### Exercise data
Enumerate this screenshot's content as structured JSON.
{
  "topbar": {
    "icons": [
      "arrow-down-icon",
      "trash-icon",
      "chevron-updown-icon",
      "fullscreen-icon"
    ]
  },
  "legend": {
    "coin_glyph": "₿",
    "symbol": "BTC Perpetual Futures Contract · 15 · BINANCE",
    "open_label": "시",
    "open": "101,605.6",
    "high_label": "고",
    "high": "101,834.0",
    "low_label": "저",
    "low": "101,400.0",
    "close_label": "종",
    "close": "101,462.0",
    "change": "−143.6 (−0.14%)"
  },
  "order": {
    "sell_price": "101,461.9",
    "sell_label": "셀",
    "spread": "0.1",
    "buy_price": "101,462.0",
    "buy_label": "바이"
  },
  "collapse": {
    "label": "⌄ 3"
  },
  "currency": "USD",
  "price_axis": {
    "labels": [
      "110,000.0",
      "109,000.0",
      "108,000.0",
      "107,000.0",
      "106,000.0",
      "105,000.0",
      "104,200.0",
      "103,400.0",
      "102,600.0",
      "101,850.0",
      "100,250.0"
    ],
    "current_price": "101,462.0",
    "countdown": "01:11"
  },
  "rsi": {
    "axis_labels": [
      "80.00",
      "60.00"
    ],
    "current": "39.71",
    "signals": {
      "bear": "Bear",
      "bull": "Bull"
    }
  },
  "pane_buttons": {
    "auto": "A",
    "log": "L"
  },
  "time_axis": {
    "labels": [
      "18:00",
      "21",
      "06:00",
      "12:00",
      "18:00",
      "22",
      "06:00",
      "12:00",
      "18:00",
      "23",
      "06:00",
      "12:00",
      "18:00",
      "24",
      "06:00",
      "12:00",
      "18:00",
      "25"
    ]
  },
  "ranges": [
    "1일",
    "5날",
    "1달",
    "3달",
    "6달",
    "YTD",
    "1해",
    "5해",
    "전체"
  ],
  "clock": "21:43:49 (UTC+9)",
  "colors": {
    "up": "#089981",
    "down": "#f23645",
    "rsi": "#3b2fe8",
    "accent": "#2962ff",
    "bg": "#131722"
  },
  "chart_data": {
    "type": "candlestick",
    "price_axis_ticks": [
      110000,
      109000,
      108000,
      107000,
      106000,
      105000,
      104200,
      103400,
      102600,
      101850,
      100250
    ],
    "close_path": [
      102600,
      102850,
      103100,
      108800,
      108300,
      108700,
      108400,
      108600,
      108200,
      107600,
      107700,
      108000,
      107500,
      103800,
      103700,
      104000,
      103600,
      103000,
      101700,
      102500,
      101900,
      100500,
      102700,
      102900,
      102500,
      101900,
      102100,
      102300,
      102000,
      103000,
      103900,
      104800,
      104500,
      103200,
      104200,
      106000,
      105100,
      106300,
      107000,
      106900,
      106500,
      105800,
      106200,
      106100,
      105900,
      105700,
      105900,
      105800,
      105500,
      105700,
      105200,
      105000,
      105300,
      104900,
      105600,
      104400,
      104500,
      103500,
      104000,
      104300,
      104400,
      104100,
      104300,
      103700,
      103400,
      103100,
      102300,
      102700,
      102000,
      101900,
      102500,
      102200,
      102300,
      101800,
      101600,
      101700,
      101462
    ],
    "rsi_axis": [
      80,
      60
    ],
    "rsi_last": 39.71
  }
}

---

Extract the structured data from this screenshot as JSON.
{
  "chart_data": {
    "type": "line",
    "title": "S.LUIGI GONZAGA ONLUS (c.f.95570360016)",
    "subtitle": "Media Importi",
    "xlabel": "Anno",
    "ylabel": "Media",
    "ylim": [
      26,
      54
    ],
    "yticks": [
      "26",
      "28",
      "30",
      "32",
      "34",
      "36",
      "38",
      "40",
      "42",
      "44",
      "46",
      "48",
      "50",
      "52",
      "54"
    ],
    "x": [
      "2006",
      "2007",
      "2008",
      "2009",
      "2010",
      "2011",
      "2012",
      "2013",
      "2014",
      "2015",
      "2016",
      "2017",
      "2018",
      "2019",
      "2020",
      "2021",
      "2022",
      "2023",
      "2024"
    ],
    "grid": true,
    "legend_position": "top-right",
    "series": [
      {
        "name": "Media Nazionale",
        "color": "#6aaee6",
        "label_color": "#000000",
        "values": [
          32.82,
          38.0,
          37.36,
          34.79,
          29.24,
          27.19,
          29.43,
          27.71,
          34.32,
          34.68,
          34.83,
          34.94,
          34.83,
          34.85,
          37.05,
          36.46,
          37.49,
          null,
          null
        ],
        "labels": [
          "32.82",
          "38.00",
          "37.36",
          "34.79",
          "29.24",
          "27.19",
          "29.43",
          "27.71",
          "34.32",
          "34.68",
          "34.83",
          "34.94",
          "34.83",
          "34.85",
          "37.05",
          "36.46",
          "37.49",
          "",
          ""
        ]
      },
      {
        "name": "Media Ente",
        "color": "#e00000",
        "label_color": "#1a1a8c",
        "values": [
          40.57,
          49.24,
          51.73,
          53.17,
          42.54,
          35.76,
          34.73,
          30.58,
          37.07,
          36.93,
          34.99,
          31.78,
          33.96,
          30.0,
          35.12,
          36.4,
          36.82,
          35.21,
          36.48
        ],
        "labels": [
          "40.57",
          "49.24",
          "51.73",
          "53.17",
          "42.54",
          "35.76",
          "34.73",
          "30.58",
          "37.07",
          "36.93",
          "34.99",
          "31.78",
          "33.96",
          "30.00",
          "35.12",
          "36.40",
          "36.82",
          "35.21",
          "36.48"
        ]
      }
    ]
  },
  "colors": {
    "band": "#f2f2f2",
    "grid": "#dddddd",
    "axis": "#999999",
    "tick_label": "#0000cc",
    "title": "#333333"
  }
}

---

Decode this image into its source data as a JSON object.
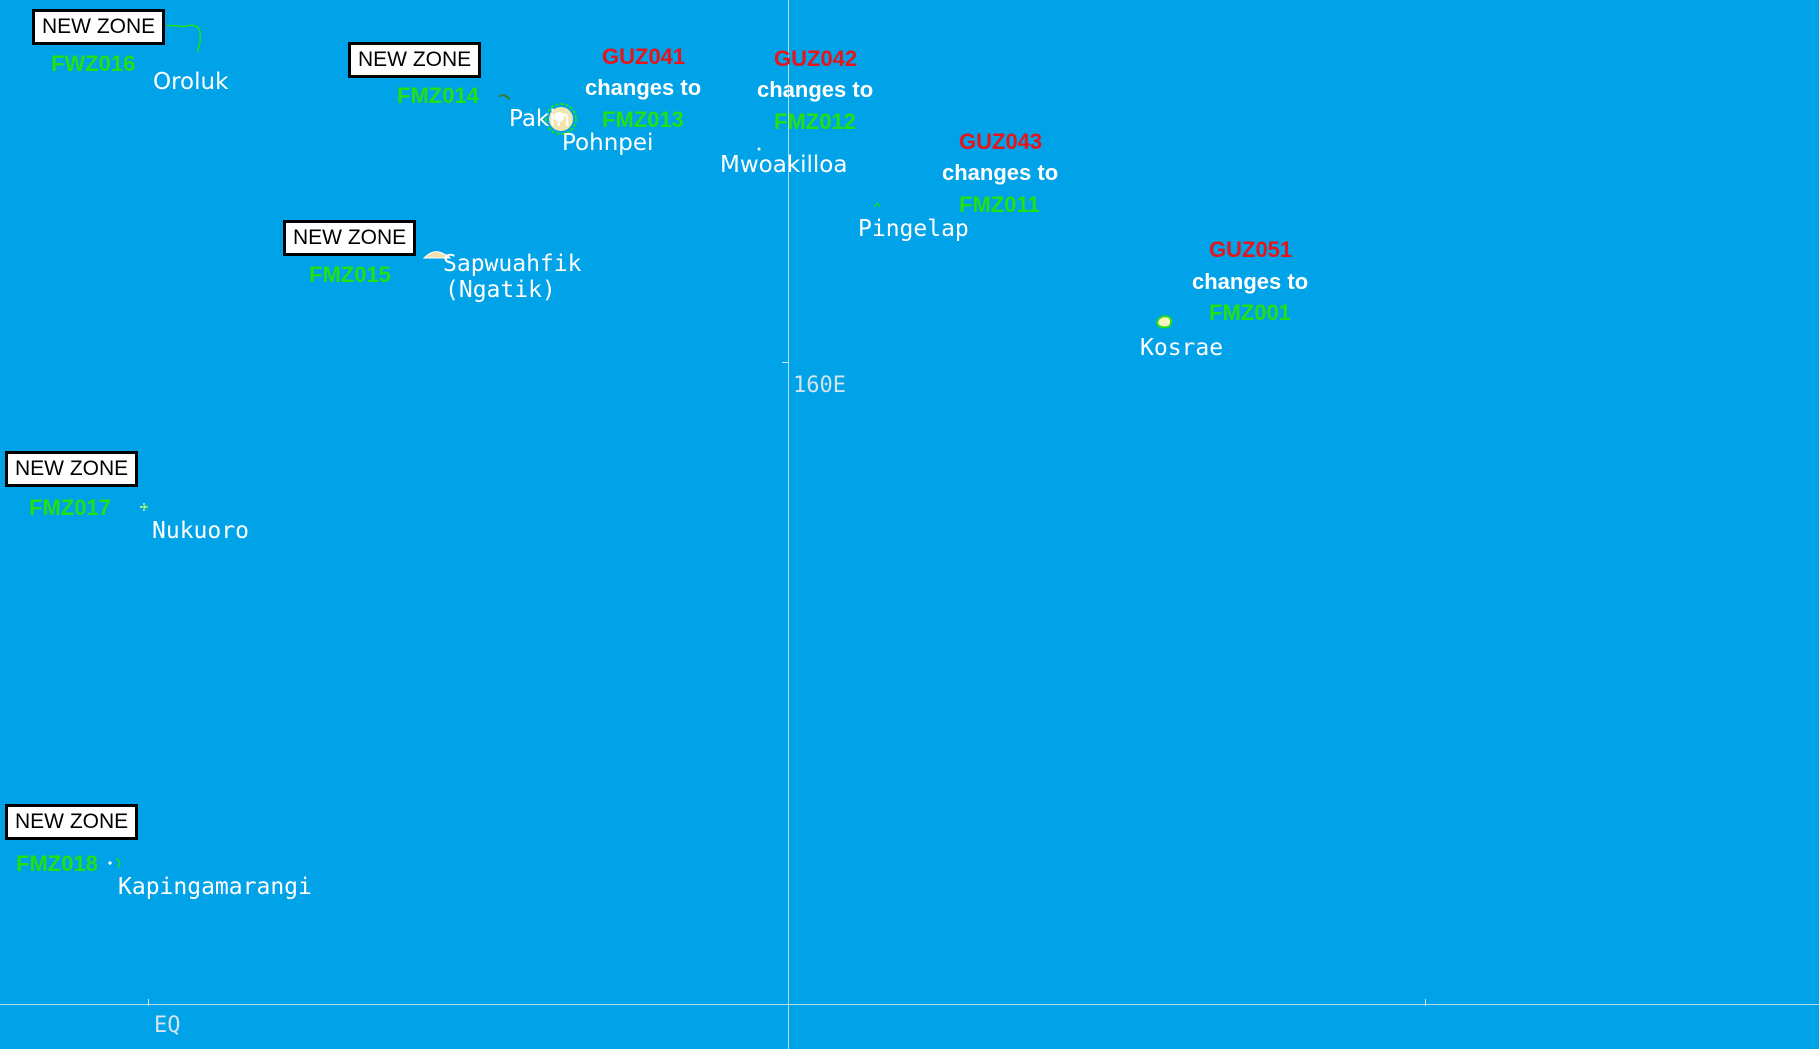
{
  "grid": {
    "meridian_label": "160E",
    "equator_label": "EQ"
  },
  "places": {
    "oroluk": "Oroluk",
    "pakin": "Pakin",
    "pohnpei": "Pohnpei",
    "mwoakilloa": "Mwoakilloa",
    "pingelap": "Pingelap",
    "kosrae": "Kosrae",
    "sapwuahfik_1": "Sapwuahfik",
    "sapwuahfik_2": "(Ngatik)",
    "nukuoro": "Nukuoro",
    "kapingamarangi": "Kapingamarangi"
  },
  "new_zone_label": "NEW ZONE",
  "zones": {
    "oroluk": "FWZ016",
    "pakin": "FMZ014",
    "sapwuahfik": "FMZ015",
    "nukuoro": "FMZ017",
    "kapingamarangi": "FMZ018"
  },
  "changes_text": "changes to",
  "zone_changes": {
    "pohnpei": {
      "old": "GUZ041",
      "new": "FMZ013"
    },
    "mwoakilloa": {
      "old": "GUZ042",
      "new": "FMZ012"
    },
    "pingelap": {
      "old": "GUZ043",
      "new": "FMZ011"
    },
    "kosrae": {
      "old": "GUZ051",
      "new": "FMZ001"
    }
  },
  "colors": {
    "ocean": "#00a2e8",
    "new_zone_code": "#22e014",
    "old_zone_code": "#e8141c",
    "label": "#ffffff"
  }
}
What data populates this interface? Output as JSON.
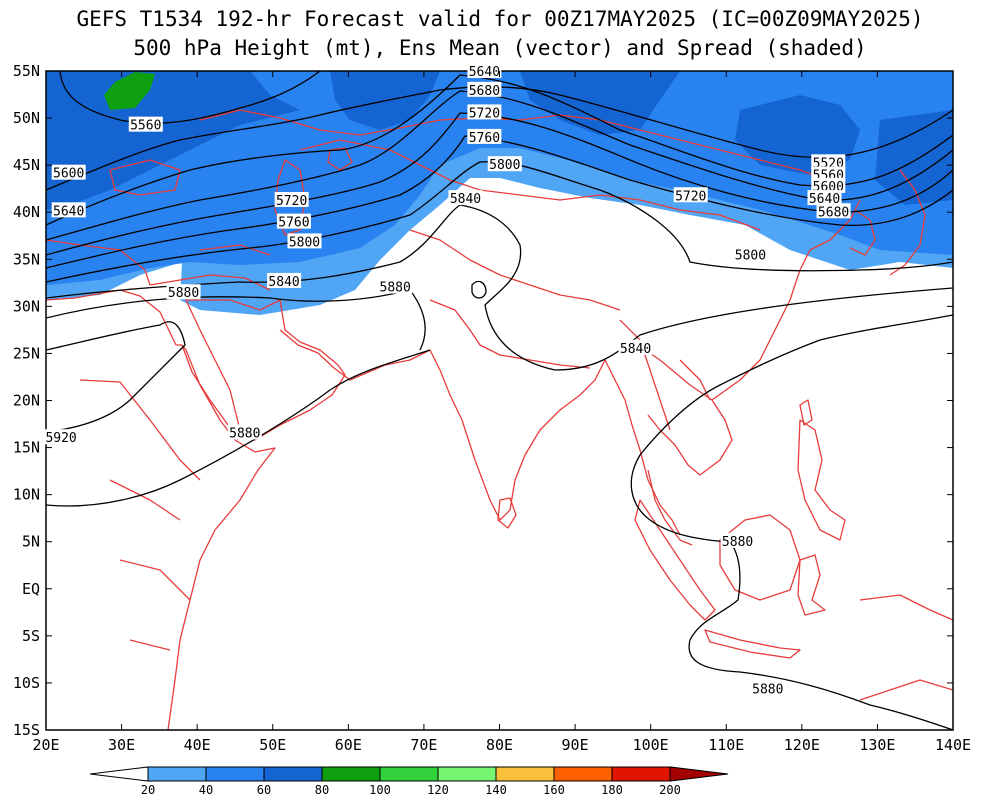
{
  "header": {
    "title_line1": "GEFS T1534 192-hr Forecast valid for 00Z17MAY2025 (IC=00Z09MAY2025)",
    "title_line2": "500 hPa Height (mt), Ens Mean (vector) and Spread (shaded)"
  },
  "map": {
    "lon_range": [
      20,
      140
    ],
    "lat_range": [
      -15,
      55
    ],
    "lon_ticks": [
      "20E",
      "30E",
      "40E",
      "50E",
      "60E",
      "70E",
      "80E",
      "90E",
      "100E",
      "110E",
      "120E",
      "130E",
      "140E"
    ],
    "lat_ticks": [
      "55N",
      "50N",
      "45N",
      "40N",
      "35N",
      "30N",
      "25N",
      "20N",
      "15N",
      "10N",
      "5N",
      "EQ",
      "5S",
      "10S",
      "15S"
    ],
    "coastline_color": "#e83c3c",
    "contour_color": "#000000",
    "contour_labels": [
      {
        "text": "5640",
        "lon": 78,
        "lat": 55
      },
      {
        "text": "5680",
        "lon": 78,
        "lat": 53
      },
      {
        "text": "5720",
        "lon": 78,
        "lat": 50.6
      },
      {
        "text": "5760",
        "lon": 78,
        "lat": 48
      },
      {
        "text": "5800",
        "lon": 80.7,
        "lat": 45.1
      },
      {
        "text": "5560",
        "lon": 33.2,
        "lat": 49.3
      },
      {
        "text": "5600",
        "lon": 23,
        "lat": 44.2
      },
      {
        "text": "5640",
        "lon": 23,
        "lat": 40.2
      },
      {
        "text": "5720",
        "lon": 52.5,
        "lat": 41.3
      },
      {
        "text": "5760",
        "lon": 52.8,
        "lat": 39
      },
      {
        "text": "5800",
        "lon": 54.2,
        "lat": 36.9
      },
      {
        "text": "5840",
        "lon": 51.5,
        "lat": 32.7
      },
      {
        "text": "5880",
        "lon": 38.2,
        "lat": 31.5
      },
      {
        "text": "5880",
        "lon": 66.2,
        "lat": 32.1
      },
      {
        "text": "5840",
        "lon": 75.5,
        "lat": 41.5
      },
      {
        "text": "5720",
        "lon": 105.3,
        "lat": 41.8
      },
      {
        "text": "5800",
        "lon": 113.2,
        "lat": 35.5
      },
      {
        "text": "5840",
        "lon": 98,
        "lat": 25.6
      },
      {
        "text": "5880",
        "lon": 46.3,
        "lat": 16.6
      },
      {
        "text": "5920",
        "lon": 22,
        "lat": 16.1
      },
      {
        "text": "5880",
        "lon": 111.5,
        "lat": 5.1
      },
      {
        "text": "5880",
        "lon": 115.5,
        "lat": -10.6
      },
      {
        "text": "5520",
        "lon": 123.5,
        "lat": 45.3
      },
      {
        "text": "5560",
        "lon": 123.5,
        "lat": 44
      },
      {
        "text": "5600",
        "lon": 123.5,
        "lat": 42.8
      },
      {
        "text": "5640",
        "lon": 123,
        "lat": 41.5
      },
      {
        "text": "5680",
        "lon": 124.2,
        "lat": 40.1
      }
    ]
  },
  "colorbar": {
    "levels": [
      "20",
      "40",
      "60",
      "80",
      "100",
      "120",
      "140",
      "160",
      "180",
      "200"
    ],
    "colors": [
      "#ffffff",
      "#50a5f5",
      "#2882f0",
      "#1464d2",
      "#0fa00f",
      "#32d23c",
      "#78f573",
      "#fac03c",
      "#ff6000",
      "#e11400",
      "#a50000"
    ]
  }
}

### Brief
Among the lines of the records above, count those holding the string "kapingamarangi", and report only the number.

### Output for this task
2